> Exercise goal: Return each line of the listing that contains the string "binnen".

--- BEGIN ---

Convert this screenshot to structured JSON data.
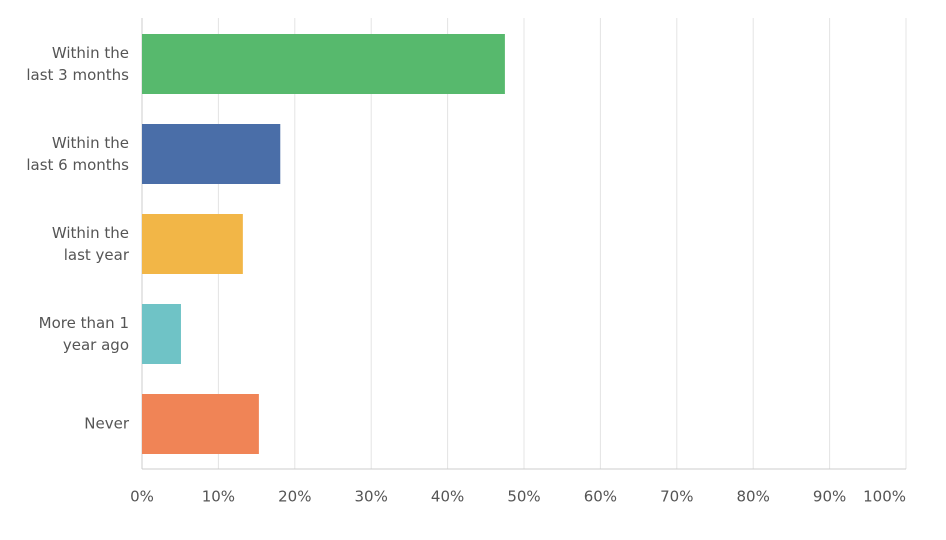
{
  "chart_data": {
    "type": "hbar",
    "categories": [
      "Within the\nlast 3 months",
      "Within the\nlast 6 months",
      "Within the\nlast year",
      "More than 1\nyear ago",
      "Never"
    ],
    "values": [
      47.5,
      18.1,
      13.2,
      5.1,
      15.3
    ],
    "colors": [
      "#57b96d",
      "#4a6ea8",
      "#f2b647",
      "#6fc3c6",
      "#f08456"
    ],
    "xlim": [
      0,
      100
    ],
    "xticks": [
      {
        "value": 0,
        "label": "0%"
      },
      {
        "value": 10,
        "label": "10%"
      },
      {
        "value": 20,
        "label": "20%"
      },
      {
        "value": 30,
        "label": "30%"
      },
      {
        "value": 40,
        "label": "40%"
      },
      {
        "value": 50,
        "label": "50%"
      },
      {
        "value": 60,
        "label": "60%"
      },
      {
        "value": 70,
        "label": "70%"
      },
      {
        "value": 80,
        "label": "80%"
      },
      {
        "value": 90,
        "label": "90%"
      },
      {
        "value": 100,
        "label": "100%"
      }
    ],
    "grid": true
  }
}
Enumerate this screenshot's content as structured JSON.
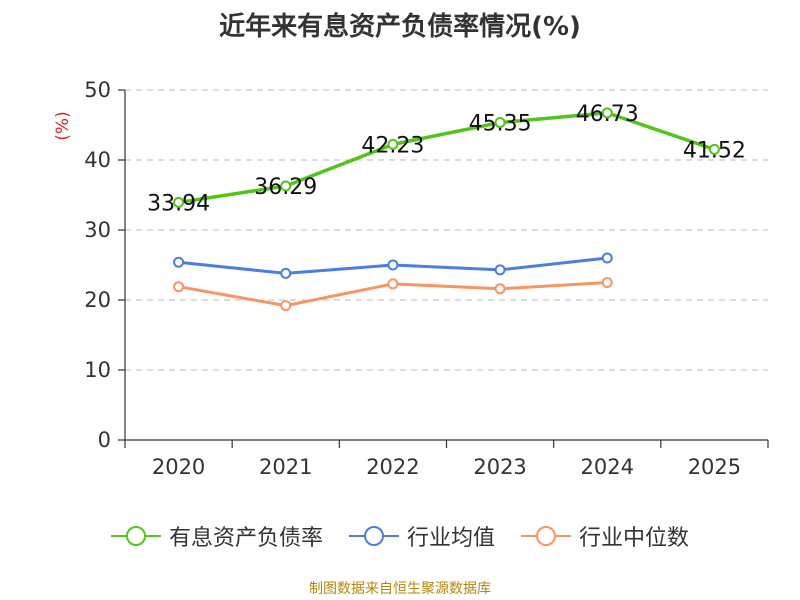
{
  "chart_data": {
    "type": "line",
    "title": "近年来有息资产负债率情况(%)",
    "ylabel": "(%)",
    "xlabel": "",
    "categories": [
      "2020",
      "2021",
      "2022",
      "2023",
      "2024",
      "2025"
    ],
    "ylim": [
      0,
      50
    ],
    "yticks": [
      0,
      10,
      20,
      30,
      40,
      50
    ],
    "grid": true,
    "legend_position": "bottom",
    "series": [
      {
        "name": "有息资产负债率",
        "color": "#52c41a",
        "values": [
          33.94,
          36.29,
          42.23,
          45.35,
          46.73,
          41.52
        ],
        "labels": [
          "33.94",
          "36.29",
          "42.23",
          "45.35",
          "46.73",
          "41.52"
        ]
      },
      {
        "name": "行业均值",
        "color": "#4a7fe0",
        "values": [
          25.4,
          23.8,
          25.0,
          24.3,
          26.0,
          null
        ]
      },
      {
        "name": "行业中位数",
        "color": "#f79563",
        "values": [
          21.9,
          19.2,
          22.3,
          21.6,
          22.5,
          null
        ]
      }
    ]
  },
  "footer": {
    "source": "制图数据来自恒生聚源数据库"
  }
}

--- END ---
--- BEGIN ---

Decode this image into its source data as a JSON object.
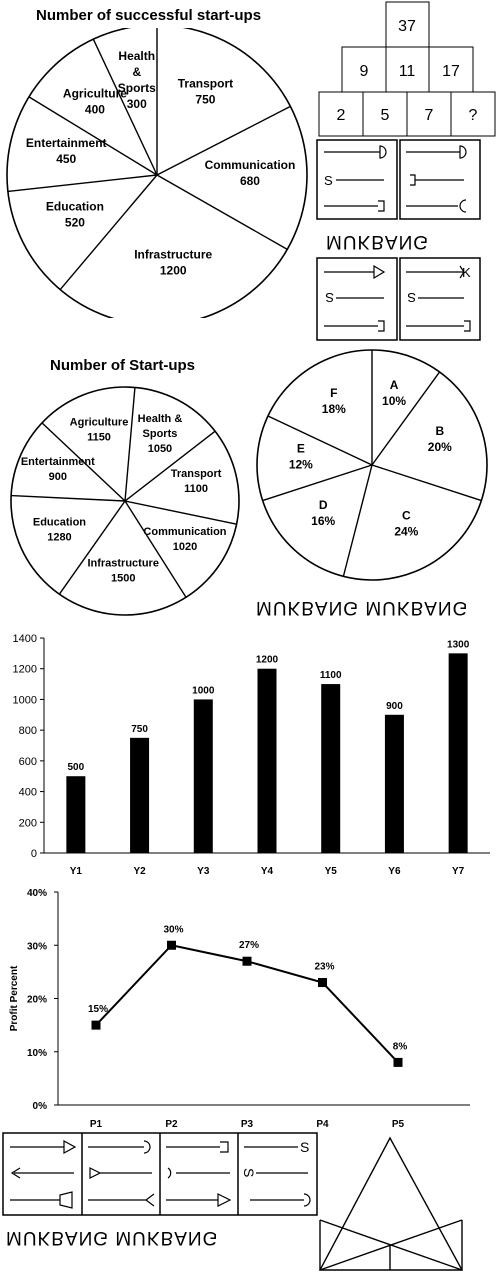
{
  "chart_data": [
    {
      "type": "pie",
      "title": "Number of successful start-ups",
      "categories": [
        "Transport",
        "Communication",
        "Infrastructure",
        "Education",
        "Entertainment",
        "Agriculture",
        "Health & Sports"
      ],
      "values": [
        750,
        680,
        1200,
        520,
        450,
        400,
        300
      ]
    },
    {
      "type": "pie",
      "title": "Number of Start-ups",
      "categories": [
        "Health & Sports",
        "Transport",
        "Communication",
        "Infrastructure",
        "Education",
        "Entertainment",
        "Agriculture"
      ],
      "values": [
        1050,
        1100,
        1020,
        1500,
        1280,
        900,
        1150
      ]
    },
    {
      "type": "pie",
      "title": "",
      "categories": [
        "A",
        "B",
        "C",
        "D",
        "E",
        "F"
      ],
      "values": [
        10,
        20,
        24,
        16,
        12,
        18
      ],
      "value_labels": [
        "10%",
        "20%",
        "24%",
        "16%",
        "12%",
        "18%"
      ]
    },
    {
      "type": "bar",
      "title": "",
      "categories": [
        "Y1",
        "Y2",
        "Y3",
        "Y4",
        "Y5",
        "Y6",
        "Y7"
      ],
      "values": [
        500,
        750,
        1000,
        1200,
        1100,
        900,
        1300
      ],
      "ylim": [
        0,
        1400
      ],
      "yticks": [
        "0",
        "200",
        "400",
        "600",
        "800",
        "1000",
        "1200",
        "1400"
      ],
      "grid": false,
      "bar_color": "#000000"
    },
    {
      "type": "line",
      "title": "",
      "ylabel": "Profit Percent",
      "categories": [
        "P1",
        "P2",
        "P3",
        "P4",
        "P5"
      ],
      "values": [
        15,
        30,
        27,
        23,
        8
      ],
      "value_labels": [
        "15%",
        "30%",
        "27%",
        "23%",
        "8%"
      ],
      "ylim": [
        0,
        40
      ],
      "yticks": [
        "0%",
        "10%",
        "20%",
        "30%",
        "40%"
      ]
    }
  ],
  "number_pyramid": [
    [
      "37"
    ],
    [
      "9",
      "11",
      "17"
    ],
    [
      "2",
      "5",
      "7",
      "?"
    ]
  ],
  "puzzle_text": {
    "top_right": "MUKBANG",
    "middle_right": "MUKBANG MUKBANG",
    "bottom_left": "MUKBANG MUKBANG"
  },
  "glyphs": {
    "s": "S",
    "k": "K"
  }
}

--- END ---
--- BEGIN ---

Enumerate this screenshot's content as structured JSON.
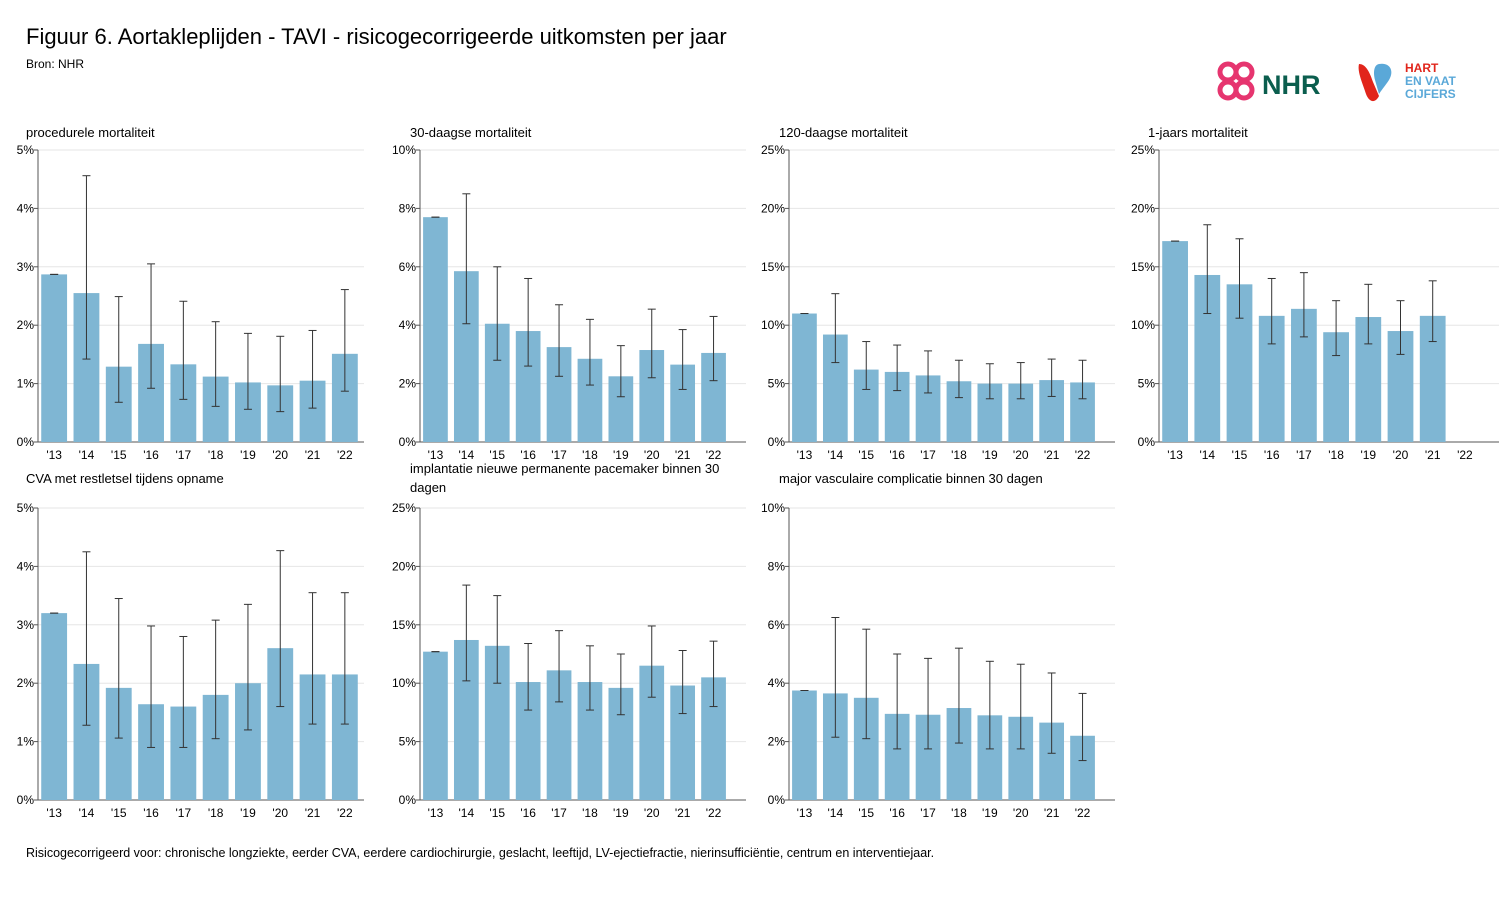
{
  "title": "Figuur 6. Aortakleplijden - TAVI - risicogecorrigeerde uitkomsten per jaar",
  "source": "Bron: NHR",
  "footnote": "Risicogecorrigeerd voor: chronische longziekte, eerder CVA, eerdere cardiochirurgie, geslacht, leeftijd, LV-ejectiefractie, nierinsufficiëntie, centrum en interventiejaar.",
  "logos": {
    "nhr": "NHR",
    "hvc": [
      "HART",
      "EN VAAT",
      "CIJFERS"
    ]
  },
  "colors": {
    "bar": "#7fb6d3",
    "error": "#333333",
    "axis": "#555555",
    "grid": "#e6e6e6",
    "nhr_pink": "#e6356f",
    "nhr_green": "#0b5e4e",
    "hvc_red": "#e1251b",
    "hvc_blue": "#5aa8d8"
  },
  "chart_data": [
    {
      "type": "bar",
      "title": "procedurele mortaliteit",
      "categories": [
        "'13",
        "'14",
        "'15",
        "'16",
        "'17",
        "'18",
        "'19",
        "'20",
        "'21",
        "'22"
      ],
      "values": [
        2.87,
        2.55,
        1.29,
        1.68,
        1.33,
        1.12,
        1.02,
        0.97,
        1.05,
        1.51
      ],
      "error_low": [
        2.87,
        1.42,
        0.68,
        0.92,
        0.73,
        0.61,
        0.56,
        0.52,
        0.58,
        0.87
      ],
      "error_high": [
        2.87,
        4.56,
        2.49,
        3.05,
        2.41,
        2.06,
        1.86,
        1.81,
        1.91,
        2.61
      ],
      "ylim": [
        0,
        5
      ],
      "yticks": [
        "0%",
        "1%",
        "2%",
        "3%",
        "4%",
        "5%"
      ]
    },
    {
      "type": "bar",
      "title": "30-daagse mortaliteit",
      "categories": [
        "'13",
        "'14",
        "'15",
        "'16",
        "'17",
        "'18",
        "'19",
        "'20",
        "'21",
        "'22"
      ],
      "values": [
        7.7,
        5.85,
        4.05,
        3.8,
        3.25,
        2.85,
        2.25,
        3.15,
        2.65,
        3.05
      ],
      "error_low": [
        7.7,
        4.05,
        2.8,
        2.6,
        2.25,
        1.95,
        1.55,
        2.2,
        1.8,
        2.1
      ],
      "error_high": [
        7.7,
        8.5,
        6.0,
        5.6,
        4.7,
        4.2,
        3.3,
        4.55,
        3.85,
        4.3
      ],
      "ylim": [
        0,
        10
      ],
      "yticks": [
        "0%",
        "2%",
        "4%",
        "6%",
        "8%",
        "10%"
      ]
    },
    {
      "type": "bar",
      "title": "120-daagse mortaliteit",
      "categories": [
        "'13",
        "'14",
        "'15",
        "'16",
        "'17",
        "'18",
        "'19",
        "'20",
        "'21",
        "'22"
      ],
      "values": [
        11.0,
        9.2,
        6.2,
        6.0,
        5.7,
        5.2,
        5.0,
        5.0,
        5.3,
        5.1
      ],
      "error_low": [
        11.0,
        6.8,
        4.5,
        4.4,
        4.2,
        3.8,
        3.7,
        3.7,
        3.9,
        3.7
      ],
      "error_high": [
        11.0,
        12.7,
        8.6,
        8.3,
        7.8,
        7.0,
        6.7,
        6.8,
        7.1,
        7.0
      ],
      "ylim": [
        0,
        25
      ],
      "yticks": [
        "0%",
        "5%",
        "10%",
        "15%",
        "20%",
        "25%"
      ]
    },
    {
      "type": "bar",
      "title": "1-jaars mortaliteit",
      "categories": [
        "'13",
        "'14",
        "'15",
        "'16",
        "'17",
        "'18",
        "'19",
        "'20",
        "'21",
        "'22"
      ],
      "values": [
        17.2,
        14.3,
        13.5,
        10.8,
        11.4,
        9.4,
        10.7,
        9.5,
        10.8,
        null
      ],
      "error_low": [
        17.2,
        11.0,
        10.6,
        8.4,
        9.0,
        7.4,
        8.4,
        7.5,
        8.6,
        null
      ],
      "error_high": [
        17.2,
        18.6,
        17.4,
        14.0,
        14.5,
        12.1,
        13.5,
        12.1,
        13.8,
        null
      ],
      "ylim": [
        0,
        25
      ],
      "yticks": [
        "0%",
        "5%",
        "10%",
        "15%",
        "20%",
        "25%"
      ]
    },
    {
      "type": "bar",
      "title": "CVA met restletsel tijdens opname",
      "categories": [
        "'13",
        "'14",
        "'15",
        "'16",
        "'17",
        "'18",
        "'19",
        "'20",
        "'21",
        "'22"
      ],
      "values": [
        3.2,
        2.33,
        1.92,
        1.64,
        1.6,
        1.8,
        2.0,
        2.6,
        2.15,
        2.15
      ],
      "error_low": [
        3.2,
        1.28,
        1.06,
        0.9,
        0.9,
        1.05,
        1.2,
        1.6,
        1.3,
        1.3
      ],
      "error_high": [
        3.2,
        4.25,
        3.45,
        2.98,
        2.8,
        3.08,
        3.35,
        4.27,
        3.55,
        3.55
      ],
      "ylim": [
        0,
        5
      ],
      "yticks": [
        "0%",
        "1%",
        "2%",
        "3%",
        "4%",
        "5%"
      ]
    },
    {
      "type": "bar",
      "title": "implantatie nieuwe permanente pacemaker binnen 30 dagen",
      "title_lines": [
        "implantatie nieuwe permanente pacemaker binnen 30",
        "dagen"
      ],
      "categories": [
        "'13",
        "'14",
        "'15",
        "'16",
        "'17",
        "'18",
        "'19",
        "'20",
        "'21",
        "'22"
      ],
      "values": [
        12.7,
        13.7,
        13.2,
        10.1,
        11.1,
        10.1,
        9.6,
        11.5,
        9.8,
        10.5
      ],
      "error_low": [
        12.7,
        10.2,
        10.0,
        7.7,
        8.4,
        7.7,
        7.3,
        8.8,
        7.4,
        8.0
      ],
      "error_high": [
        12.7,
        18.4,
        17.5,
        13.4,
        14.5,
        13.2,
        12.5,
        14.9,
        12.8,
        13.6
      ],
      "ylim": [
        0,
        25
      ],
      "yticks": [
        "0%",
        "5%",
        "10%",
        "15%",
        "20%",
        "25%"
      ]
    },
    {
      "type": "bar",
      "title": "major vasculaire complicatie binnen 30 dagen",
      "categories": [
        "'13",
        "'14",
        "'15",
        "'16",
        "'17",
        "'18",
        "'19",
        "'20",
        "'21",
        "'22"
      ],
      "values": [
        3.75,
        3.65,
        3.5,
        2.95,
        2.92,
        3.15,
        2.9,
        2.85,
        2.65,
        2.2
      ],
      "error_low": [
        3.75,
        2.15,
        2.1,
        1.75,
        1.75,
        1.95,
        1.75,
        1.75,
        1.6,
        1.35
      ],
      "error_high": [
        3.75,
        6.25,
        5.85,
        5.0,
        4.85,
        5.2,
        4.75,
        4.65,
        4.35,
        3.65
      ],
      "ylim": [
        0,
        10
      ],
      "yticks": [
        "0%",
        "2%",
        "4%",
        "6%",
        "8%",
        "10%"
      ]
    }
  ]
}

--- END ---

> Written solution:
      "title": "implantatie nieuwe permanente pacemaker binnen 30 dagen",
        "implantatie nieuwe permanente pacemaker binnen 30",
      "title": "major vasculaire complicatie binnen 30 dagen",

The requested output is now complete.